Collected data
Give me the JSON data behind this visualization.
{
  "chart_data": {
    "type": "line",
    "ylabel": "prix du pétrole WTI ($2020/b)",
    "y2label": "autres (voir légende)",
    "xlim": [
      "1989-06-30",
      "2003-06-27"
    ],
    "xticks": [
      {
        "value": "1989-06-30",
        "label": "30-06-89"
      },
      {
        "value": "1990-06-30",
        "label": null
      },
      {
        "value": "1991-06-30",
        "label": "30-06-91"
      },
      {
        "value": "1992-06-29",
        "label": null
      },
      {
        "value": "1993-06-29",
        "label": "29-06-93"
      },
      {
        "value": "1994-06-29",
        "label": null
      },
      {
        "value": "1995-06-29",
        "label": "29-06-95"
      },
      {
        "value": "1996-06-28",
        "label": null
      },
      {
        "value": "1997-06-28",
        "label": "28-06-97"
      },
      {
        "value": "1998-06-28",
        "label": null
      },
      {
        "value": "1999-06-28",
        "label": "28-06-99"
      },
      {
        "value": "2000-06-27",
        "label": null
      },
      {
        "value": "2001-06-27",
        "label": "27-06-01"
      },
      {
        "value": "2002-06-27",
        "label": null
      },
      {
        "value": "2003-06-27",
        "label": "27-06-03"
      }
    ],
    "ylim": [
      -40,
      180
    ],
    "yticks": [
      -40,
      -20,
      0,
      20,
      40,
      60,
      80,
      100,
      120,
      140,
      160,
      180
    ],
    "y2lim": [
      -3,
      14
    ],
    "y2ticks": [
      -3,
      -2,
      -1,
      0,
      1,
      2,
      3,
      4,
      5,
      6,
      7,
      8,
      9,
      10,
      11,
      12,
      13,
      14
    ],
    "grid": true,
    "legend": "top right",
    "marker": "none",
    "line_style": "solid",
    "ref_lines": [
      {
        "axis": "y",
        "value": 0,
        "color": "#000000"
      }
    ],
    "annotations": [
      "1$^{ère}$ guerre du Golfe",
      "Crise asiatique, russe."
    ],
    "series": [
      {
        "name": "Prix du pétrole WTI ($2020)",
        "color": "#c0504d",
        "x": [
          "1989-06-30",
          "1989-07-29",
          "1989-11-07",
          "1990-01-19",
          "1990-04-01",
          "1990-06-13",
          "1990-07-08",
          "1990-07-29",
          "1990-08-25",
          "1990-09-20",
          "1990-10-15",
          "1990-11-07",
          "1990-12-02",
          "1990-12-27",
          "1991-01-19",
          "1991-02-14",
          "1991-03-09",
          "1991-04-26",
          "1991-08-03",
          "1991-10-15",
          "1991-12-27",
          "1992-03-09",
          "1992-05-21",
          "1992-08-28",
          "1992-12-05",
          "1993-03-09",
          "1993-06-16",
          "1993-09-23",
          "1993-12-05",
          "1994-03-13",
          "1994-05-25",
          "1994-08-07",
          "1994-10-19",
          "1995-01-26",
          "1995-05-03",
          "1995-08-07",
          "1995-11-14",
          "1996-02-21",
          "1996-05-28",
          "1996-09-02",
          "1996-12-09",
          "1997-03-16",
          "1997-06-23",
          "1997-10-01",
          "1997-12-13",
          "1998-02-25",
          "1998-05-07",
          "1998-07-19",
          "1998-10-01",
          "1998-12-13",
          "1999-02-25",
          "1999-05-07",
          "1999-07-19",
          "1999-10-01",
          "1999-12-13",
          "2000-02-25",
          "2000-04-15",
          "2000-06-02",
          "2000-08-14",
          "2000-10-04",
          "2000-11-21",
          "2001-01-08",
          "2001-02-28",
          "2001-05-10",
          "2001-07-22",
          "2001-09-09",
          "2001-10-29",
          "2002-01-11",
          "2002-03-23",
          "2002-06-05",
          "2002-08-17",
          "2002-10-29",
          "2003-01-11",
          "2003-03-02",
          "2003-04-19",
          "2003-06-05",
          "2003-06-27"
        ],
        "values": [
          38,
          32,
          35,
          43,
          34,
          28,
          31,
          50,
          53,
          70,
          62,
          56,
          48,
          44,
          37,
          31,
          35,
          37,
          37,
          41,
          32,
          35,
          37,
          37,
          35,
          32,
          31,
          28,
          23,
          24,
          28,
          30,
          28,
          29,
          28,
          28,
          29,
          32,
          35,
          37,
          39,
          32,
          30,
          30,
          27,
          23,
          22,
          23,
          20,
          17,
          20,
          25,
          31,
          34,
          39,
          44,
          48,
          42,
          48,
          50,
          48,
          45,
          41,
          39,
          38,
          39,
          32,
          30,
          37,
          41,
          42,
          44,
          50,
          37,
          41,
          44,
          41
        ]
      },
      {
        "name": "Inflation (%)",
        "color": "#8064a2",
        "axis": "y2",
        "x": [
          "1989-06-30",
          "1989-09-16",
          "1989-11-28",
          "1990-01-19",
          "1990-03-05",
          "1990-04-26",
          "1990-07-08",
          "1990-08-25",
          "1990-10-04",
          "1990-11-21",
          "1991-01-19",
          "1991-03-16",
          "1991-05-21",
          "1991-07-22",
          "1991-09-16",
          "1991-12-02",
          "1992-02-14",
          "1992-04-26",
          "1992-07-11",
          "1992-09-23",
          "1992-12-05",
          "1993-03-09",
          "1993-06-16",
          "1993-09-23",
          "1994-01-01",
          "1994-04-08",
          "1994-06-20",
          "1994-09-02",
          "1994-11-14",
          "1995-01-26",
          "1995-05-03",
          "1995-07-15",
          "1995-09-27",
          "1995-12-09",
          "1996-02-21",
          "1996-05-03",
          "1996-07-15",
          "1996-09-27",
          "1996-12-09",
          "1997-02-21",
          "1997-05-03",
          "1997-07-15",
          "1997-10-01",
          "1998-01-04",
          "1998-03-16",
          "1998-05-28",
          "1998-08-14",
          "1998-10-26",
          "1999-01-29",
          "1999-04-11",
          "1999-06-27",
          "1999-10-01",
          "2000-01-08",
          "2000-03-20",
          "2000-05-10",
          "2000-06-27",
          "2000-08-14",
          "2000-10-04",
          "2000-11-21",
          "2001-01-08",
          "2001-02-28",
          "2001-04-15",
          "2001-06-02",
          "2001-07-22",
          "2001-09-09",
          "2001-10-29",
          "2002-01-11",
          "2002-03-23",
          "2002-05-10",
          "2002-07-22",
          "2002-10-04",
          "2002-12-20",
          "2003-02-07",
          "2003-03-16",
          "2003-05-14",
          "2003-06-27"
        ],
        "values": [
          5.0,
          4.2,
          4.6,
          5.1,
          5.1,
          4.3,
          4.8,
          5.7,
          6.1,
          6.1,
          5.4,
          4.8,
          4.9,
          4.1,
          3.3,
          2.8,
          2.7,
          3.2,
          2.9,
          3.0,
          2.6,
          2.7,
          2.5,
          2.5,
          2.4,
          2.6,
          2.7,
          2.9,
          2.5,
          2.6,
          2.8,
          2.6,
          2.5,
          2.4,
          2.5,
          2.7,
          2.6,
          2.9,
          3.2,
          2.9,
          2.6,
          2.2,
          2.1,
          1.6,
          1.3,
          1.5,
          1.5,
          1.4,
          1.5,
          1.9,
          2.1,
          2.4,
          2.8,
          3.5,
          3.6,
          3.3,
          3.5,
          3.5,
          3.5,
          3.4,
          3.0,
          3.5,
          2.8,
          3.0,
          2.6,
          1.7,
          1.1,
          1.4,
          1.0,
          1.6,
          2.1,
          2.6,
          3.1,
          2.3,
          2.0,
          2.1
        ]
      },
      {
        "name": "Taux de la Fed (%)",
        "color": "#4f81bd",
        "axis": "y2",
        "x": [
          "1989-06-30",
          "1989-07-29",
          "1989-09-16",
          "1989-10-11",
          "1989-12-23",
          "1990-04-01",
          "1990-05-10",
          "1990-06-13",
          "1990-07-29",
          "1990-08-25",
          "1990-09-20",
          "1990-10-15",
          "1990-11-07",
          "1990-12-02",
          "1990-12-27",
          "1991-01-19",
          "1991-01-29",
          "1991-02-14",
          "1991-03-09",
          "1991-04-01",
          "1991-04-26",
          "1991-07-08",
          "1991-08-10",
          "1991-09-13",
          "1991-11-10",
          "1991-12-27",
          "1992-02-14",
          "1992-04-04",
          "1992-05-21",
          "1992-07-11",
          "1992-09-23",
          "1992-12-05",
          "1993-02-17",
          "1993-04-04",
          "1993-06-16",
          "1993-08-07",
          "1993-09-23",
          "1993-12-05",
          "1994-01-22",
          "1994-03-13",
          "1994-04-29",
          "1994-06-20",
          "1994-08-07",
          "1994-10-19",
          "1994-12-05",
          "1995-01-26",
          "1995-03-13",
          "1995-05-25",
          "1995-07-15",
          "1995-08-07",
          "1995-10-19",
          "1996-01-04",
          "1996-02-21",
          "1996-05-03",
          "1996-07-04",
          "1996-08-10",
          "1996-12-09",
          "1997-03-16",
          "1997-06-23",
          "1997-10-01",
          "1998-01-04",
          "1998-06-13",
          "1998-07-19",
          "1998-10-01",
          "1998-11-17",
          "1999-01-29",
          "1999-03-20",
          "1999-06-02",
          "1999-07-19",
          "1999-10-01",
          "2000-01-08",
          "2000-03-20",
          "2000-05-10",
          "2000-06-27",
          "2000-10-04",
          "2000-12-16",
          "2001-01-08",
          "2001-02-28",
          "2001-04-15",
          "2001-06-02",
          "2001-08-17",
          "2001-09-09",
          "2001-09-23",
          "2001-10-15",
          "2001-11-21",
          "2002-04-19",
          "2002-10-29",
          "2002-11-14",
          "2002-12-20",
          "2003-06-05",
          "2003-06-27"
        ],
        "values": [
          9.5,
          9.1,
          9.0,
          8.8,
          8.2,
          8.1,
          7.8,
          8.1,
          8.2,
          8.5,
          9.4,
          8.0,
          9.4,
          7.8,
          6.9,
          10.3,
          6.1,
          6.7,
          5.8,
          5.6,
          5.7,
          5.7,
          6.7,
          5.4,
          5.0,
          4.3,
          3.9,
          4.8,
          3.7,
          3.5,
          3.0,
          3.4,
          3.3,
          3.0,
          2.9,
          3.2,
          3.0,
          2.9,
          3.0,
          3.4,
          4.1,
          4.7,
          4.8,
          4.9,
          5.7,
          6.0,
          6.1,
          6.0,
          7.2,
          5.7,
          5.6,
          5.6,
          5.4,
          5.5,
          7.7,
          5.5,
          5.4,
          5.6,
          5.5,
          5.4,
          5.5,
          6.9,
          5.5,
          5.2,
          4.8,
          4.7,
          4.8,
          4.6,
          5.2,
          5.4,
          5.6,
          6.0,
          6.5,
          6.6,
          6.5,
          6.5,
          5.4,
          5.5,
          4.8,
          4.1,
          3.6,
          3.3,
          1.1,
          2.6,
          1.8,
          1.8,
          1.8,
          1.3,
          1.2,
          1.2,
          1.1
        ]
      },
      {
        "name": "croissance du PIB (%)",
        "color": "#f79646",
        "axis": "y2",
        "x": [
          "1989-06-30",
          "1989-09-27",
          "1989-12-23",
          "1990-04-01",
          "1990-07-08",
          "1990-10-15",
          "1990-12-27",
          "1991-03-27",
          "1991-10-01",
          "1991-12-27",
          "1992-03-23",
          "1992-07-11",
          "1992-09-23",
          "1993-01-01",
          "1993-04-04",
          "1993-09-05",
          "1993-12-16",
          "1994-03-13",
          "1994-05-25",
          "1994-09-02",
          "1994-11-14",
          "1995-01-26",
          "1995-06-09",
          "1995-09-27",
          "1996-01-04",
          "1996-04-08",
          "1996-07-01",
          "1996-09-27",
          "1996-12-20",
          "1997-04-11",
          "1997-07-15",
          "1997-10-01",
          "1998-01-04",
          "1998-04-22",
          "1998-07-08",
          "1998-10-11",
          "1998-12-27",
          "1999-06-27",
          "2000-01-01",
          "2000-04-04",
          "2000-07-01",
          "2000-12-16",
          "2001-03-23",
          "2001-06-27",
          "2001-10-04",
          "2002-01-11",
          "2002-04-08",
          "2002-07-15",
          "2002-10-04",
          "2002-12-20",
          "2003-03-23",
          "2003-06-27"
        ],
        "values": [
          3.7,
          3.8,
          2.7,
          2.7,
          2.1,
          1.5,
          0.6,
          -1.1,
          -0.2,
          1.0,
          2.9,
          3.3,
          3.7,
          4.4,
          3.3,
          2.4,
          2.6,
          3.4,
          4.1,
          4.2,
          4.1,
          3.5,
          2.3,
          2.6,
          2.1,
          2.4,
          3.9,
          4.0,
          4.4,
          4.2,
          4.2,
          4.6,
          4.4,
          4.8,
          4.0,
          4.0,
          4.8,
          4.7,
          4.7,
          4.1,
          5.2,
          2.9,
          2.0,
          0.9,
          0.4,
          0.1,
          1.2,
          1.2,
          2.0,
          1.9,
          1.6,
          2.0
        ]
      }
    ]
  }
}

- [Direction]:
Work through the listing above and report how many lines include the string "color", with no other text.

- [Final result]:
5